PROVIDED RECORDS>
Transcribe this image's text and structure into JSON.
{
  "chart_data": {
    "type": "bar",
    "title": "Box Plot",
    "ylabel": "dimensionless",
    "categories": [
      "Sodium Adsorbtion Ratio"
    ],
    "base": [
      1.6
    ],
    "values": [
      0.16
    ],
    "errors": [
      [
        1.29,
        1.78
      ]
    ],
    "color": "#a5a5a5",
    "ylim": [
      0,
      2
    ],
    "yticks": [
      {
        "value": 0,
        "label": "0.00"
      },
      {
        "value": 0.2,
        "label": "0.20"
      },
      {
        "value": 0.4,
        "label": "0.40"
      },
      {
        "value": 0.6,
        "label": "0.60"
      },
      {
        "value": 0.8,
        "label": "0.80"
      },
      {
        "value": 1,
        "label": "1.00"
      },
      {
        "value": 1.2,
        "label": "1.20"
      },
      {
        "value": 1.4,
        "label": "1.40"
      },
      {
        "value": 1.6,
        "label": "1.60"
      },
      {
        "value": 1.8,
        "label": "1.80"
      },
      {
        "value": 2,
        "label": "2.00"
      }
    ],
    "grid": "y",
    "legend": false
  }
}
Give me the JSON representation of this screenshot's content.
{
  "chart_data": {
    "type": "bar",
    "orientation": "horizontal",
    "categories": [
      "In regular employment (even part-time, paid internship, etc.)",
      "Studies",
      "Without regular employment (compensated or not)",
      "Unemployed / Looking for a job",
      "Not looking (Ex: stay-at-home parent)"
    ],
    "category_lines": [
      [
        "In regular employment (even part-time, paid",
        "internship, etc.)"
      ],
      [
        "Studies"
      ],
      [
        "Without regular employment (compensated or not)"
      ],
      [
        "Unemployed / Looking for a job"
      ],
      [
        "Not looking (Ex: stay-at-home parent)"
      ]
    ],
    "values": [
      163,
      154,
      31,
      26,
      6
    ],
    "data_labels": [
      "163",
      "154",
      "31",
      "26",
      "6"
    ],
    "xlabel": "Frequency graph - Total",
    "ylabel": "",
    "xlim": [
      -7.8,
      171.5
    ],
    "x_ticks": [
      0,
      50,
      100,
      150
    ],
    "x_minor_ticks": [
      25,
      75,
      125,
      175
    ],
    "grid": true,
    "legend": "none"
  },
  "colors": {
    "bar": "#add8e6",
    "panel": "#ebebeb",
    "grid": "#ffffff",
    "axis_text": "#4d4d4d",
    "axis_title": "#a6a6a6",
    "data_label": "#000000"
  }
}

==

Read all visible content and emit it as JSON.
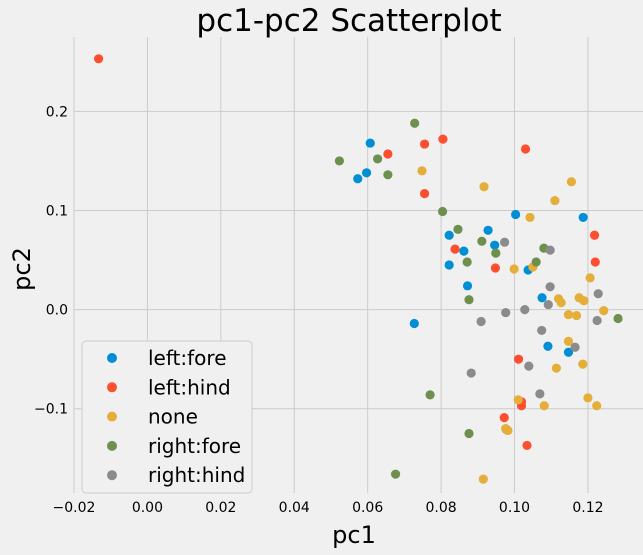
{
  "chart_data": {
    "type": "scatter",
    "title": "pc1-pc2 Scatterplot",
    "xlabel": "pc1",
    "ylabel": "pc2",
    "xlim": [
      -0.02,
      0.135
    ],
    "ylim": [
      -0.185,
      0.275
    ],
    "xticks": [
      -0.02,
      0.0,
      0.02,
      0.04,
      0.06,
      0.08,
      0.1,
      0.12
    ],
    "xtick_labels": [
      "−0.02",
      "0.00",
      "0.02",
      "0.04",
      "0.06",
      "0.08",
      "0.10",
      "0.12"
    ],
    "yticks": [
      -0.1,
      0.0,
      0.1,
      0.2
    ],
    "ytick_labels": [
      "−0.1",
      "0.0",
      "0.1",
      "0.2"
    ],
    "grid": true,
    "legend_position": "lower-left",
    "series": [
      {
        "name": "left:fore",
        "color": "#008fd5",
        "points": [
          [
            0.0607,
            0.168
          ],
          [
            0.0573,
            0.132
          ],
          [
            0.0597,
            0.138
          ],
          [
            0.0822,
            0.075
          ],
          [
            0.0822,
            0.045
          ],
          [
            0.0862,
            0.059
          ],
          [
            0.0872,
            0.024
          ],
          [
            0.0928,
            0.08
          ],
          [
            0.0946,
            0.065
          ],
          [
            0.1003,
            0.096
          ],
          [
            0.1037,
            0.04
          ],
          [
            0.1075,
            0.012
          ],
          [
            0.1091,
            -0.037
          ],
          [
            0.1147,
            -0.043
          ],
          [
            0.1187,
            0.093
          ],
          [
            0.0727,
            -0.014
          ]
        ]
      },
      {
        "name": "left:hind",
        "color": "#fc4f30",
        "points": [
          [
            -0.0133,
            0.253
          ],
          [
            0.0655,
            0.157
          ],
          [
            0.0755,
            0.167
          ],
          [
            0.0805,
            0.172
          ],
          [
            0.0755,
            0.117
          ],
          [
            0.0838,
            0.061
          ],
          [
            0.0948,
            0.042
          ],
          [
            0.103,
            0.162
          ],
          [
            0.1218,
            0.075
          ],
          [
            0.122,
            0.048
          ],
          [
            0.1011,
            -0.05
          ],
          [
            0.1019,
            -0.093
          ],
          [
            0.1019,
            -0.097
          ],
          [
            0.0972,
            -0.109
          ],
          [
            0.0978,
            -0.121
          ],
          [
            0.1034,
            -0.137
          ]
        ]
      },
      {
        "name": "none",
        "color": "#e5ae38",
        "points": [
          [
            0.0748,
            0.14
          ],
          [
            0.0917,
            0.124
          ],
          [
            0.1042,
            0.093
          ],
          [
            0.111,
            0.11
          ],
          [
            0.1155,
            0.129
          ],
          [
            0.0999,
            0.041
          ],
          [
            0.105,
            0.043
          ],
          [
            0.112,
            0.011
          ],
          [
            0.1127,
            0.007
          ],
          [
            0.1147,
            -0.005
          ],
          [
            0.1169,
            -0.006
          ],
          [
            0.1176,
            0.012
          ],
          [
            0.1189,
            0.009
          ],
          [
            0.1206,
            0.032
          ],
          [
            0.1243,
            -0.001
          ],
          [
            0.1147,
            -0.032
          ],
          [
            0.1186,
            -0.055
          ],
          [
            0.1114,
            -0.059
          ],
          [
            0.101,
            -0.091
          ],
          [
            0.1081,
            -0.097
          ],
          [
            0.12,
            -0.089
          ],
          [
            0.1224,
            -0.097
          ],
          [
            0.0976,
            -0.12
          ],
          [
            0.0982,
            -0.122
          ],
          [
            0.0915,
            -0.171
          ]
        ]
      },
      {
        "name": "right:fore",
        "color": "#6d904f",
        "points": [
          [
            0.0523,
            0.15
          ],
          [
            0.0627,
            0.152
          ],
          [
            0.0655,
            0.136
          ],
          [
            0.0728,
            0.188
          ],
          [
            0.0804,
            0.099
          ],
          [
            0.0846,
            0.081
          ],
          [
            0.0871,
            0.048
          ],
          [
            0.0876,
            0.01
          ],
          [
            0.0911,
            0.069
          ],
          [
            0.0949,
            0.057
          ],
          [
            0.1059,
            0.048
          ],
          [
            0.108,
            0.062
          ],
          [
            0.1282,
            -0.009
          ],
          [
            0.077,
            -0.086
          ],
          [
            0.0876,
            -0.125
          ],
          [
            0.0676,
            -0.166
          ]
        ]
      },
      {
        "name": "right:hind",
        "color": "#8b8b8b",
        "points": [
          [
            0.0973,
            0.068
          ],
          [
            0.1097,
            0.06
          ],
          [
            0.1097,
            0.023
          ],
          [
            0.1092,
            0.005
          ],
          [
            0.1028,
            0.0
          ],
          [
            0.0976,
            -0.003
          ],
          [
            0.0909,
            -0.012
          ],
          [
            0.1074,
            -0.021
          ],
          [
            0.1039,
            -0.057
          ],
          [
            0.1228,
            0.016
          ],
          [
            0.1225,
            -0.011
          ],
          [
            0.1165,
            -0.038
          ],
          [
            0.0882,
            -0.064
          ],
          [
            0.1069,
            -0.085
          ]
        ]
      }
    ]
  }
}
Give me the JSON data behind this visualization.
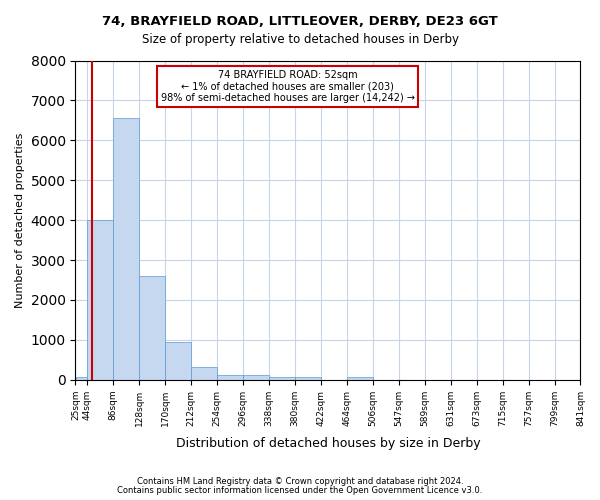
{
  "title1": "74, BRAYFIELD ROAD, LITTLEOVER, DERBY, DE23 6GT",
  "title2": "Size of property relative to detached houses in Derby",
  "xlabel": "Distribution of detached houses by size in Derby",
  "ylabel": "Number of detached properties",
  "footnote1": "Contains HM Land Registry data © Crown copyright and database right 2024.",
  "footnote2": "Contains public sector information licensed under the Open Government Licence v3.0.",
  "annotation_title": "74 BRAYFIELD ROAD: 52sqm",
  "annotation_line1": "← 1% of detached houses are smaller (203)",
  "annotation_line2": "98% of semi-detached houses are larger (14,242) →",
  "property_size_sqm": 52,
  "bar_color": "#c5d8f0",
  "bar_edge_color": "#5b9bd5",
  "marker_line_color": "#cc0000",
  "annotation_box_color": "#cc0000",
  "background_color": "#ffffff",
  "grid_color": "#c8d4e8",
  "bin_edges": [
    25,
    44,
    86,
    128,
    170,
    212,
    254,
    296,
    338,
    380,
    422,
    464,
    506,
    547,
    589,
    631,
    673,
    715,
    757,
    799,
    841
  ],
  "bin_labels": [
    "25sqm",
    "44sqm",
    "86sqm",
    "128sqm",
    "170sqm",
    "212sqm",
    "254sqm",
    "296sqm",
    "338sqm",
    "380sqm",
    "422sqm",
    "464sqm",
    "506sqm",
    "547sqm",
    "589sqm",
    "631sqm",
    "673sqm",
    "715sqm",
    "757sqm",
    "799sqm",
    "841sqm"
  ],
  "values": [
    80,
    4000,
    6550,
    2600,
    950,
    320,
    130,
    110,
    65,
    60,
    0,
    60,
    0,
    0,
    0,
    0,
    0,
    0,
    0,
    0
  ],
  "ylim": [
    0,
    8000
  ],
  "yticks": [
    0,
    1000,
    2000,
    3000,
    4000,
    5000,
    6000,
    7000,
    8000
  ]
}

REQUIRED WORK> Copy every line of the listing containing the string "right".

FULL OUTPUT>
        "name": "right:fore",
        "name": "right:hind",
  "footnote1": "Contains HM Land Registry data © Crown copyright and database right 2024.",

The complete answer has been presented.